PASSAGE TO READ:
···
Combine pycuda and cupy

Hi all,
I’m trying to do some operations on pyCuda and Cupy. Separately, both are working fine, but when I try to use pyCuda after Cupy, I got the following error:

pycuda._driver.LogicError: cuFuncSetBlockShape failed: invalid resource handle

Do you know how I could fix it? Here is a simplified code to reproduce the error:

import numpy as np
import cupy as cp
from scipy.signal import butter
import cusignal

import pycuda.autoinit
import pycuda.gpuarray as gpu_array
from pycuda.compiler import SourceModule


mod = SourceModule("""
__global__ void test(float *data, int nb_points)
{
    const int i = threadIdx.x + blockDim.x * blockIdx.x;

    if (i < nb_points) {
        data[i] *= 2;
    }
}
""")


# --- Module
test = mod.get_function("test")
···
LISTING:
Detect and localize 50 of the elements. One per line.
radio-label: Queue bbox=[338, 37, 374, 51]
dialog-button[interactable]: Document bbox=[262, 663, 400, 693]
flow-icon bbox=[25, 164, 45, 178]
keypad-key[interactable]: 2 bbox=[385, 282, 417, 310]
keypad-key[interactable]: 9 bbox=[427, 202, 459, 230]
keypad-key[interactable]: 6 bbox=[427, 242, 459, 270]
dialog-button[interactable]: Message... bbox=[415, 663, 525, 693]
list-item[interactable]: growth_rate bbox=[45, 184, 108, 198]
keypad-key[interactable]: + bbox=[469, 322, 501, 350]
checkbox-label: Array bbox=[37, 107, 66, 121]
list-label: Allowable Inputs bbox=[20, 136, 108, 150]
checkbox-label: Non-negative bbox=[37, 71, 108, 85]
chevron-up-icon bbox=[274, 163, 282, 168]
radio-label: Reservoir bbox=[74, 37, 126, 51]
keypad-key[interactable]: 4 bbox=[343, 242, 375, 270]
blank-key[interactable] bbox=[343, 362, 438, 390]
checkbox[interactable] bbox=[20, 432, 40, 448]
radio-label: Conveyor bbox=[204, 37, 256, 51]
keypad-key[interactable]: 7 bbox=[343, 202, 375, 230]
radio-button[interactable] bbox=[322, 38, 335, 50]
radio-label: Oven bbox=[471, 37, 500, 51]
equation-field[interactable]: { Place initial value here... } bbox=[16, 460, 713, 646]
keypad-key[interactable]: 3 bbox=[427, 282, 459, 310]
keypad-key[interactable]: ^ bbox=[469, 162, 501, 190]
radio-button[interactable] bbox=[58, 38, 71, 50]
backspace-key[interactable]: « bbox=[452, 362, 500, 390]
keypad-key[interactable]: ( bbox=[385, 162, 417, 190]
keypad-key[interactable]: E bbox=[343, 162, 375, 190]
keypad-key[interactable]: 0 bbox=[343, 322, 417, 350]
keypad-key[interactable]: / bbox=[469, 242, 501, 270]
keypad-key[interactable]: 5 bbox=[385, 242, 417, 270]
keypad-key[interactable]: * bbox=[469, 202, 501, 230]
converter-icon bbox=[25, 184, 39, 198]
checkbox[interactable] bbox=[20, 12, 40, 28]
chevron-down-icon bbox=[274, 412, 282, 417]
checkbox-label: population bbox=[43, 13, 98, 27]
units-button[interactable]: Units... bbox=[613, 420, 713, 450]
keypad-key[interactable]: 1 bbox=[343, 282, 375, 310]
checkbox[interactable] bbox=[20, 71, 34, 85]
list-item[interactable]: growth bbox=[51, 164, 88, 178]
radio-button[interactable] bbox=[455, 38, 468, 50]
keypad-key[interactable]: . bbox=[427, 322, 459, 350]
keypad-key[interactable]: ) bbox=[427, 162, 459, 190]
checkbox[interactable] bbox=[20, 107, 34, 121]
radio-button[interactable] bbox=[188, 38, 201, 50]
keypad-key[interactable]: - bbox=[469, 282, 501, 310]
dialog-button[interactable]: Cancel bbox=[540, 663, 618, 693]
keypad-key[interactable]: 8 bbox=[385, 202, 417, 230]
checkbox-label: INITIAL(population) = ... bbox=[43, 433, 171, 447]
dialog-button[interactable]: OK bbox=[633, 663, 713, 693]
···
WORK INSTRUCTIONS:
A. Answer the following questions using the pyCuda and Cupy thread:
(i) What error message does the poster receive when using pyCuda after Cupy?
(ii) What name is passed to mod.get_function?
(iii) What does the kernel do to data[i] when i is less than nb_points?
B. Rewrite the portion of the pyCuda and Cupy thread from "Do you know" up to and including "test(float *data, int nb_points)", substituting "cheby1" for "butter".
C. List every module named in an import statement in the code of the pyCuda and Cupy thread.

ANSWERS FOR THIS EXERCISE:
A.
(i) pycuda._driver.LogicError: cuFuncSetBlockShape failed: invalid resource handle
(ii) "test"
(iii) It multiplies data[i] by 2 (data[i] *= 2).

B.
Do you know how I could fix it? Here is a simplified code to reproduce the error:

import numpy as np
import cupy as cp
from scipy.signal import cheby1
import cusignal

import pycuda.autoinit
import pycuda.gpuarray as gpu_array
from pycuda.compiler import SourceModule


mod = SourceModule("""
__global__ void test(float *data, int nb_points)

C.
numpy
cupy
scipy.signal
cusignal
pycuda.autoinit
pycuda.gpuarray
pycuda.compiler